§ **Data extract**:
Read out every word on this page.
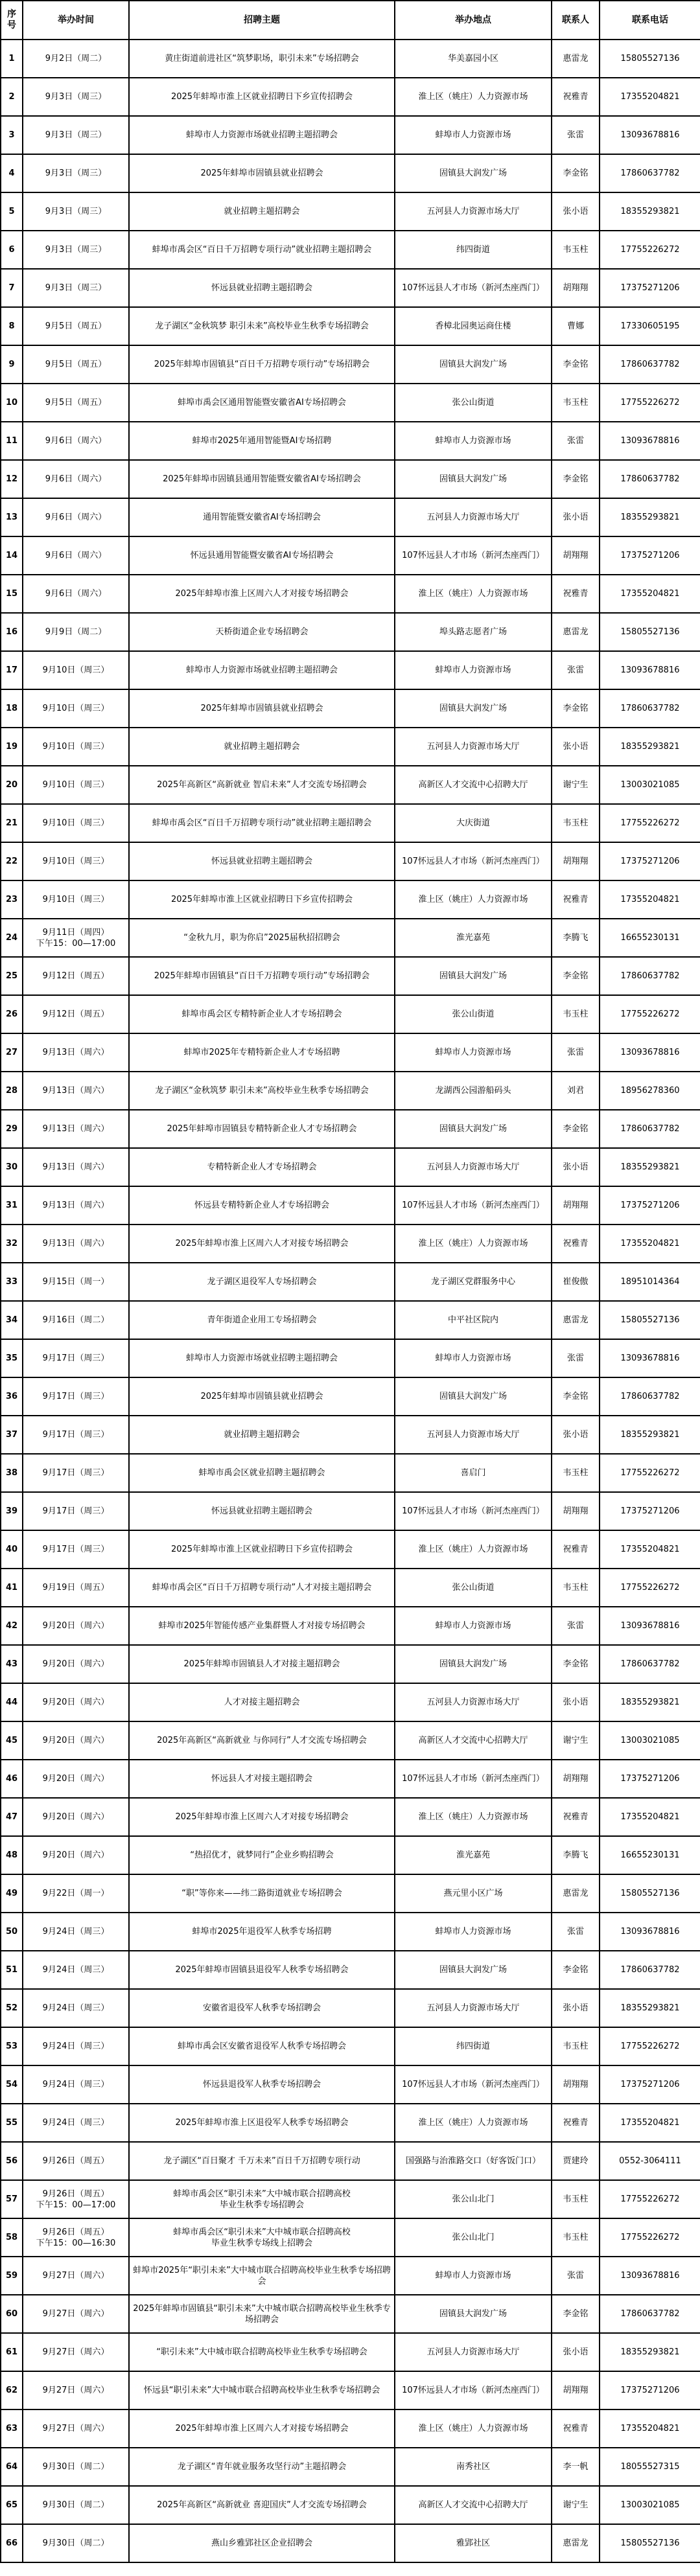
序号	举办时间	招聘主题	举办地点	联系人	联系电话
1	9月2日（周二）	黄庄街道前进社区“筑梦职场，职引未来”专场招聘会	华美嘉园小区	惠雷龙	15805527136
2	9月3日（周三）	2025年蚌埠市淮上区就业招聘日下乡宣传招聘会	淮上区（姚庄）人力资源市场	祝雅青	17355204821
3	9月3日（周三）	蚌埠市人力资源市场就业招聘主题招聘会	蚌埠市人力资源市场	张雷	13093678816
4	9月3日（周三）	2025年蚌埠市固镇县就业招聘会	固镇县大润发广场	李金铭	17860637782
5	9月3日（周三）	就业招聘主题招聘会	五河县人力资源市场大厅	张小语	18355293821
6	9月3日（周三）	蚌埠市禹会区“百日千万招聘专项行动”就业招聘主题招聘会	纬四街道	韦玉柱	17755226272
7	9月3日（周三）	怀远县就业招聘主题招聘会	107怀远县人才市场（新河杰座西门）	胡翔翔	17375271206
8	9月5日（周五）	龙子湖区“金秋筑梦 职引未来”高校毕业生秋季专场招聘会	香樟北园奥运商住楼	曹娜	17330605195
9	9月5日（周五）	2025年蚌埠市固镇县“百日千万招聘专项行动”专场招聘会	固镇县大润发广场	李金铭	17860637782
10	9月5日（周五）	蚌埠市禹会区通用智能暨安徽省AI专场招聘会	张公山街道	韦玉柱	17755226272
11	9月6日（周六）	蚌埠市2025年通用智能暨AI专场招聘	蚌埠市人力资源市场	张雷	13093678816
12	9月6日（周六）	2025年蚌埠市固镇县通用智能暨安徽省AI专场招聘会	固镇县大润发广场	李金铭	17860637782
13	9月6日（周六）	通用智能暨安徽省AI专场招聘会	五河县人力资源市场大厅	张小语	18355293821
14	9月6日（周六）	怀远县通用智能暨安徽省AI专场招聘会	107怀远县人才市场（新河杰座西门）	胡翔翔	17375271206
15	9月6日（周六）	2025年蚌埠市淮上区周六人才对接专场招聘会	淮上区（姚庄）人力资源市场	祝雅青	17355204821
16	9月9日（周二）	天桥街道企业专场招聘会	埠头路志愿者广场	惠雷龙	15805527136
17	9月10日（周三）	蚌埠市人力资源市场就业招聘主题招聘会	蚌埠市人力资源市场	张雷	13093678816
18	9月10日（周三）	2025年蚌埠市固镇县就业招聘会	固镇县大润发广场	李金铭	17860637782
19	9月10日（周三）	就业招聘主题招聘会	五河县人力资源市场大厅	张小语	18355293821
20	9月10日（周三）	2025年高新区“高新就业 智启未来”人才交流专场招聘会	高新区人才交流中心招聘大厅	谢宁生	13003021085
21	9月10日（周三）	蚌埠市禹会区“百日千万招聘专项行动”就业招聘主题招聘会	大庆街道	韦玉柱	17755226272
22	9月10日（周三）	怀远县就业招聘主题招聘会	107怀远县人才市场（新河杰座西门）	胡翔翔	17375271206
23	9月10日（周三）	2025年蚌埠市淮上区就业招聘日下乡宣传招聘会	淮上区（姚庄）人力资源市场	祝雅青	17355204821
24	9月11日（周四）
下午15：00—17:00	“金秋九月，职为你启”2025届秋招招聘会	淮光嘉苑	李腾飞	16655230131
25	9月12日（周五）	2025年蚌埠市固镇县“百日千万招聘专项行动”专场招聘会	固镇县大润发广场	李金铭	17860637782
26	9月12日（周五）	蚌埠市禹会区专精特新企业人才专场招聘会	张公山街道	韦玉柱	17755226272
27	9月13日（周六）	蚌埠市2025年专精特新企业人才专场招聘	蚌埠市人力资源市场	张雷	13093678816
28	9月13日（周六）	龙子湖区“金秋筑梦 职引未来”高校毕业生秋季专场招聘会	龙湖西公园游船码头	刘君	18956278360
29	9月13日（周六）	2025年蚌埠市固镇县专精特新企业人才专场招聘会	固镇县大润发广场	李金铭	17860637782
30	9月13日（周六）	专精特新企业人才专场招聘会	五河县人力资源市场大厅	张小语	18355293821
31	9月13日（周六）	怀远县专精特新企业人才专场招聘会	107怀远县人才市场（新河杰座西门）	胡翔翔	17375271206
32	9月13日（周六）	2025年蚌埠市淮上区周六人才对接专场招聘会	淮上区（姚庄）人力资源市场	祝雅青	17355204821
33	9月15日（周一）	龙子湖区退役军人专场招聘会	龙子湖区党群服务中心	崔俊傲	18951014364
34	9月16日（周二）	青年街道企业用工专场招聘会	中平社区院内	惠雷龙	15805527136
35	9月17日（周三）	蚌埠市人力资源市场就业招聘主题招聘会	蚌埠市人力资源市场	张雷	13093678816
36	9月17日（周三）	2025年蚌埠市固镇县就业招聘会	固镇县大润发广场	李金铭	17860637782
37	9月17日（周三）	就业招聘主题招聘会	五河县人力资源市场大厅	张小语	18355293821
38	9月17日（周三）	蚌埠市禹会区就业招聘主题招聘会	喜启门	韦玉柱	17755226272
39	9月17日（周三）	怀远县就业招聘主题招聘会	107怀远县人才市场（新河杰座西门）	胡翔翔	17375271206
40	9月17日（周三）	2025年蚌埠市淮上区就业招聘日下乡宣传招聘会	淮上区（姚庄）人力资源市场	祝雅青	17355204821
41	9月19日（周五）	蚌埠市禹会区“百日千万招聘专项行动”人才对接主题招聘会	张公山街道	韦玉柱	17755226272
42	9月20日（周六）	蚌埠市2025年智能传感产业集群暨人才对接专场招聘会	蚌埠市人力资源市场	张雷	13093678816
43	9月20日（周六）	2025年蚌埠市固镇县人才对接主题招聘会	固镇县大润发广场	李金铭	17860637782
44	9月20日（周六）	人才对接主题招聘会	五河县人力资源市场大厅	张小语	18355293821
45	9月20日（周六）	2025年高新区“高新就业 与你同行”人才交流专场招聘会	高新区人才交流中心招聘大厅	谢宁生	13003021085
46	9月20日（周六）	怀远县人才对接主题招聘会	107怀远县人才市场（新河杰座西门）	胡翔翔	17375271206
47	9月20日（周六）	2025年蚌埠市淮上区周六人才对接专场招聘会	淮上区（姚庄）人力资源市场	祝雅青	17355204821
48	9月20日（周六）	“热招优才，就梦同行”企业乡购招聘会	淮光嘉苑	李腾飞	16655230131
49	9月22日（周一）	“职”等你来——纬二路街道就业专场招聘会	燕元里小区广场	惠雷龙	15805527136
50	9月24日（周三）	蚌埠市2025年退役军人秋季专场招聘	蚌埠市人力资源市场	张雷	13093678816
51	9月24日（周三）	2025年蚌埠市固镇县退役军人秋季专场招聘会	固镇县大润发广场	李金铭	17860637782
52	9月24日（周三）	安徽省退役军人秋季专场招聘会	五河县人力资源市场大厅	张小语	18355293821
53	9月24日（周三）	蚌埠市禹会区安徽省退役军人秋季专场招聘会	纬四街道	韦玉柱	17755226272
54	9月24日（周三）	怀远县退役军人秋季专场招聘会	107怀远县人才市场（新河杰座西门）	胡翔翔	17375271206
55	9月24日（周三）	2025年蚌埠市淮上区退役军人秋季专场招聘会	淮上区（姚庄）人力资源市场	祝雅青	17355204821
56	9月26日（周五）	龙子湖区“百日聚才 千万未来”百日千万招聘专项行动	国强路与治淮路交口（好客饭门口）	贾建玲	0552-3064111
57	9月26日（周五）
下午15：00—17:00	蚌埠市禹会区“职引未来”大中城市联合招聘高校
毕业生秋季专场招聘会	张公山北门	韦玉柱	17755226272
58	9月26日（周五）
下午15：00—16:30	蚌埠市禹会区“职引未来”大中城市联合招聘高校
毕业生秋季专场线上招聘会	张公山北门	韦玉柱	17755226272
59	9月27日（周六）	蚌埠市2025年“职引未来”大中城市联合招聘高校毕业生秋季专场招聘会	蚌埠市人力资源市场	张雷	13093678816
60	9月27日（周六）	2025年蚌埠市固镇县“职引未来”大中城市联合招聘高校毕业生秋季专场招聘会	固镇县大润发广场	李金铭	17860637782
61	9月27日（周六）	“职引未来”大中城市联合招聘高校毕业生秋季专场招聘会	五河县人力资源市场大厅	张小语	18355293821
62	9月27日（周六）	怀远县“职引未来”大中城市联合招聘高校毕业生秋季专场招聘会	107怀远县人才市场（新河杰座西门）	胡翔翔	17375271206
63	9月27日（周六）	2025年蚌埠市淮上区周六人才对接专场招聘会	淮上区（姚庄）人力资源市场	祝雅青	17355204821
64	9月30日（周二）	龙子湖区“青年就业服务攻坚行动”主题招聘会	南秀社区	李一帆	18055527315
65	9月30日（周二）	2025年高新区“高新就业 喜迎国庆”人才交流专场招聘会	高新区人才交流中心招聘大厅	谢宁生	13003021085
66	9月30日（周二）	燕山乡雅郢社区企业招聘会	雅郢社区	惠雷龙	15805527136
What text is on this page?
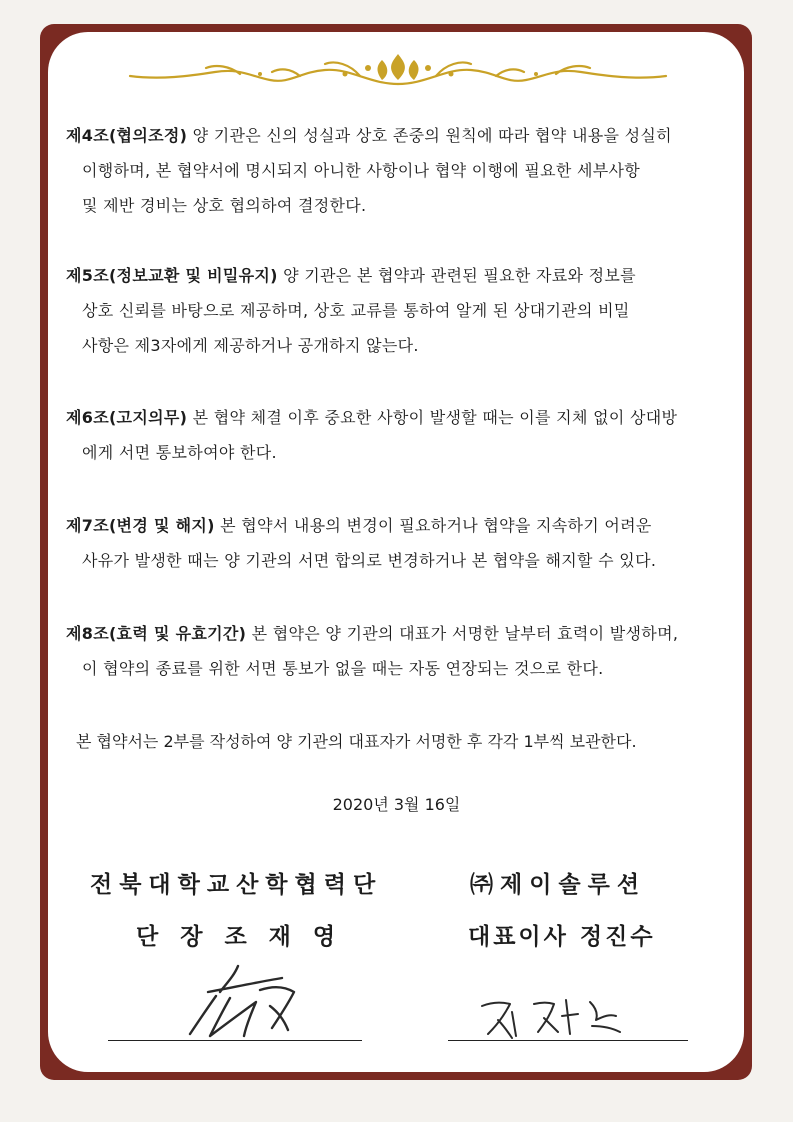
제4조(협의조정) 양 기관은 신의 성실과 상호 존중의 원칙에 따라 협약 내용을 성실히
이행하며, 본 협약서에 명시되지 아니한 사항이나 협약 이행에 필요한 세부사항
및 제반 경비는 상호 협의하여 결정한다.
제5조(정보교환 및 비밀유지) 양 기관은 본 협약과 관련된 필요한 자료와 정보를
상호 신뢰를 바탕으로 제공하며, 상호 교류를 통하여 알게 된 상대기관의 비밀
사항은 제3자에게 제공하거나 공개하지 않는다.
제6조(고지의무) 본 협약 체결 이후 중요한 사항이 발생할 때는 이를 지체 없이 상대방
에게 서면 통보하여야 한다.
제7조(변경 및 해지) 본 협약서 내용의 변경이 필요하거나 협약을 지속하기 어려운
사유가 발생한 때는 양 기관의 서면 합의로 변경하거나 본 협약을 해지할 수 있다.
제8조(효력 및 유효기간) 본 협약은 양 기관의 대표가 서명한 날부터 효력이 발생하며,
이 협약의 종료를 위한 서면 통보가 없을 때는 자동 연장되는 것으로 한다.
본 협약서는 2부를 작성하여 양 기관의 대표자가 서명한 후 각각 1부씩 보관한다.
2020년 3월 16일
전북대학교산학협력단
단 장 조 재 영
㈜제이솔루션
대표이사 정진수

§ **Problem statement**:
Collect each line of the entries that has the word "百日千万招聘专项行动", copying it in full.

§ **Completed exercise**:
6	9月3日（周三）	蚌埠市禹会区“百日千万招聘专项行动”就业招聘主题招聘会	纬四街道	韦玉柱	17755226272
9	9月5日（周五）	2025年蚌埠市固镇县“百日千万招聘专项行动”专场招聘会	固镇县大润发广场	李金铭	17860637782
21	9月10日（周三）	蚌埠市禹会区“百日千万招聘专项行动”就业招聘主题招聘会	大庆街道	韦玉柱	17755226272
25	9月12日（周五）	2025年蚌埠市固镇县“百日千万招聘专项行动”专场招聘会	固镇县大润发广场	李金铭	17860637782
41	9月19日（周五）	蚌埠市禹会区“百日千万招聘专项行动”人才对接主题招聘会	张公山街道	韦玉柱	17755226272
56	9月26日（周五）	龙子湖区“百日聚才 千万未来”百日千万招聘专项行动	国强路与治淮路交口（好客饭门口）	贾建玲	0552-3064111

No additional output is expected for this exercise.